◆ RECORDS SUPPLIED
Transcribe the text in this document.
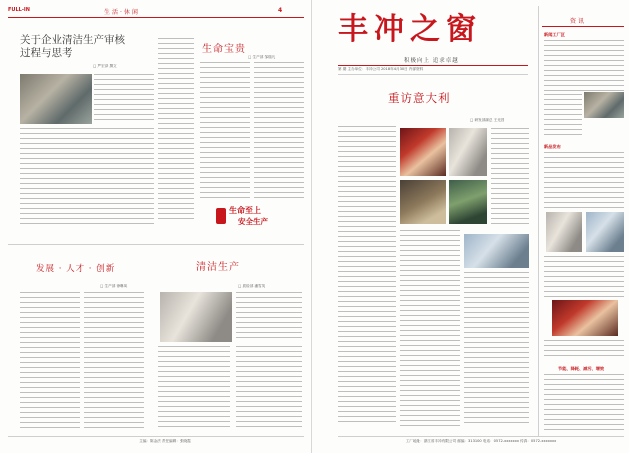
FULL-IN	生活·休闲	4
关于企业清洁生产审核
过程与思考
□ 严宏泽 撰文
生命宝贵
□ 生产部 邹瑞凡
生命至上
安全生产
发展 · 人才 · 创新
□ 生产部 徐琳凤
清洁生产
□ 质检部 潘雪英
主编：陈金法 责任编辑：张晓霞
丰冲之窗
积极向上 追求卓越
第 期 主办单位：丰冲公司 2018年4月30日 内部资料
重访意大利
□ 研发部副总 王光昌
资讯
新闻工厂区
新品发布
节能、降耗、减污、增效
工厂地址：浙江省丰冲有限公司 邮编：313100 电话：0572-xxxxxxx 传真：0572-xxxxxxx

---

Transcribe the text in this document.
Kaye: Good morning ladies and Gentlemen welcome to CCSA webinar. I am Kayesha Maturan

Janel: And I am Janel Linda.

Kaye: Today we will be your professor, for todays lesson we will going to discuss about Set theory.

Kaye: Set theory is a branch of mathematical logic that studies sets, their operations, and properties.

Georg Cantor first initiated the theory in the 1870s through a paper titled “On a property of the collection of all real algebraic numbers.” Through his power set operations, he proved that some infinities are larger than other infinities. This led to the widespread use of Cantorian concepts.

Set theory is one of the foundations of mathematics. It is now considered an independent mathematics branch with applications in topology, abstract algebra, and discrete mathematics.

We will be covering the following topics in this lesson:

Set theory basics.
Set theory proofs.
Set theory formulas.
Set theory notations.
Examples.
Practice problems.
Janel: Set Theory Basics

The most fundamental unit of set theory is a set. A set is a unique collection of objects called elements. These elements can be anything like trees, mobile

---

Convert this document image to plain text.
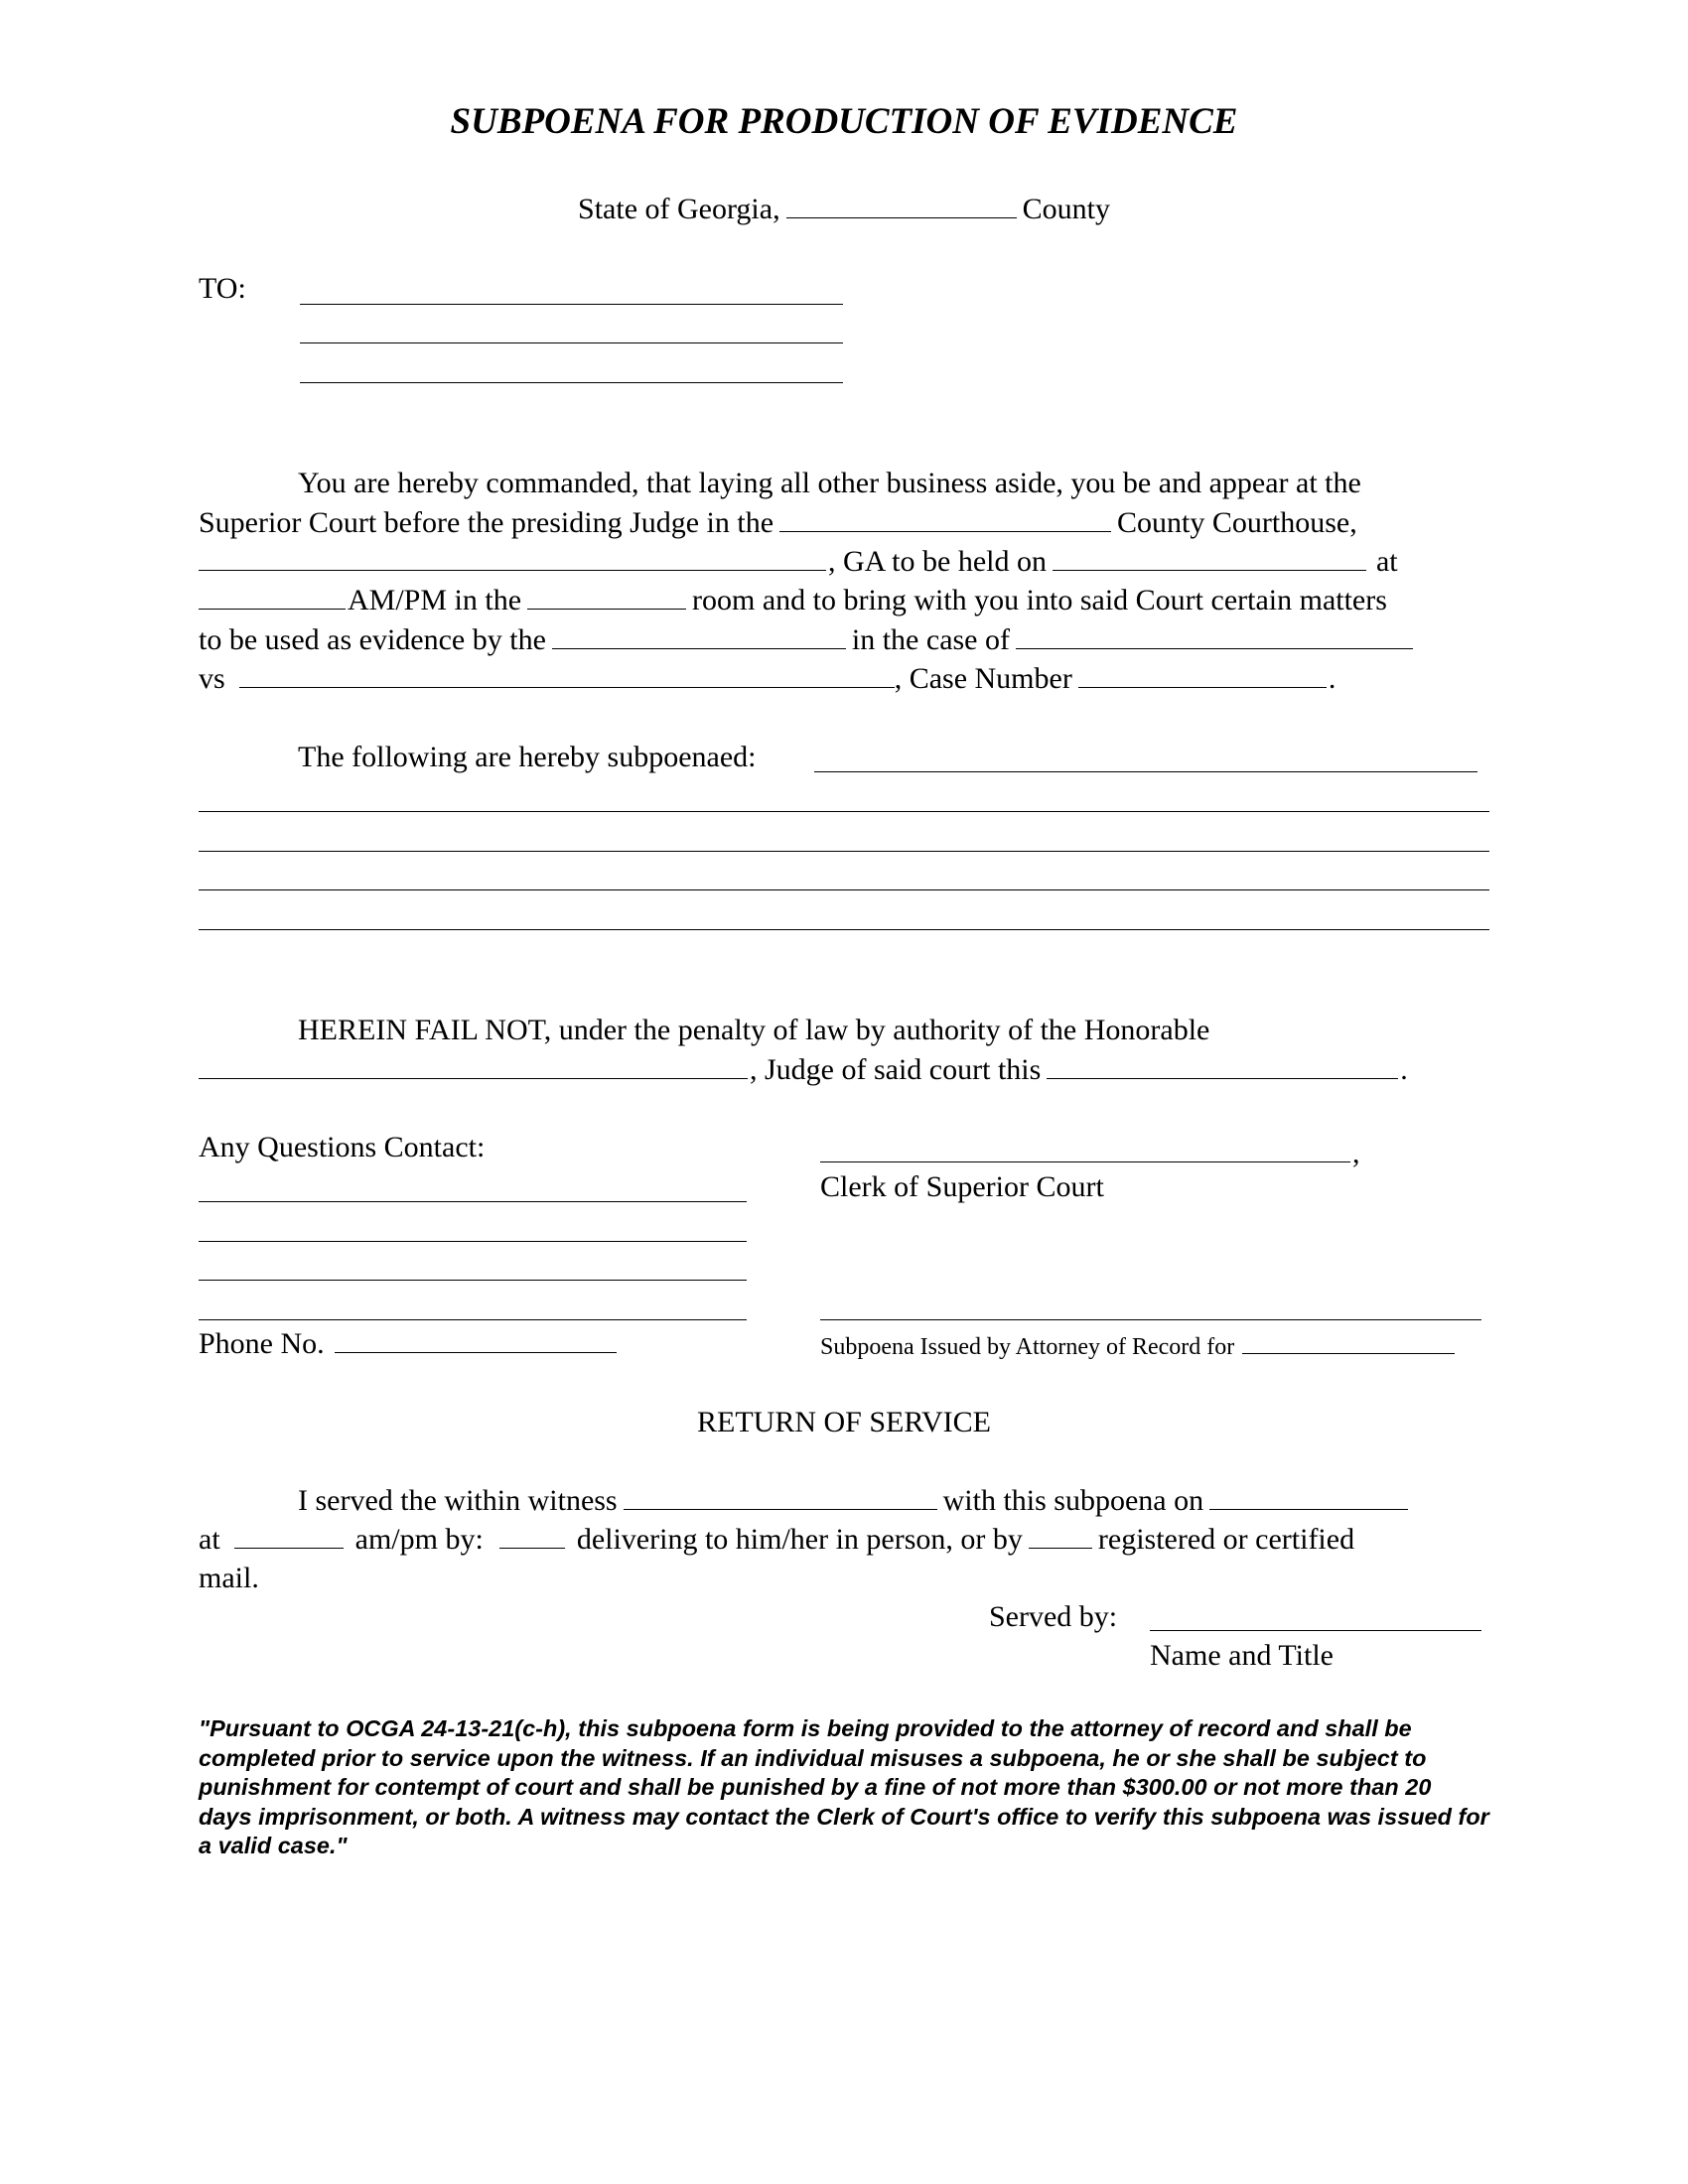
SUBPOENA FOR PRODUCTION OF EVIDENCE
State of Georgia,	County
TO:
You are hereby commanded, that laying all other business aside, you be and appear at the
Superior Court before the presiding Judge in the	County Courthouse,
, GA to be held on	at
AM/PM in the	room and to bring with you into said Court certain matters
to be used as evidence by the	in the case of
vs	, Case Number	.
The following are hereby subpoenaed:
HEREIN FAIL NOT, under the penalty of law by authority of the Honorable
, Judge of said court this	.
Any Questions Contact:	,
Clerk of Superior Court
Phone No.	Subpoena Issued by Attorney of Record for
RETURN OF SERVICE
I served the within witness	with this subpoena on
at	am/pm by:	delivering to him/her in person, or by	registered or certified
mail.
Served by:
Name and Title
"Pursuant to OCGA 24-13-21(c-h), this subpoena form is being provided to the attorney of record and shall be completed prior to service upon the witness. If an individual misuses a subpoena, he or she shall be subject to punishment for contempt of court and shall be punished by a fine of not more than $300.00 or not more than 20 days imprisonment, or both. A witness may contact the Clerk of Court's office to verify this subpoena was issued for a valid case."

◆ PROBLEM TO SOLVE
Filter the listing for the word "branch" and copy every line that holds it.

◆ TASK RESULT
Kaye: Set theory is a branch of mathematical logic that studies sets, their operations, and properties.
Set theory is one of the foundations of mathematics. It is now considered an independent mathematics branch with applications in topology, abstract algebra, and discrete mathematics.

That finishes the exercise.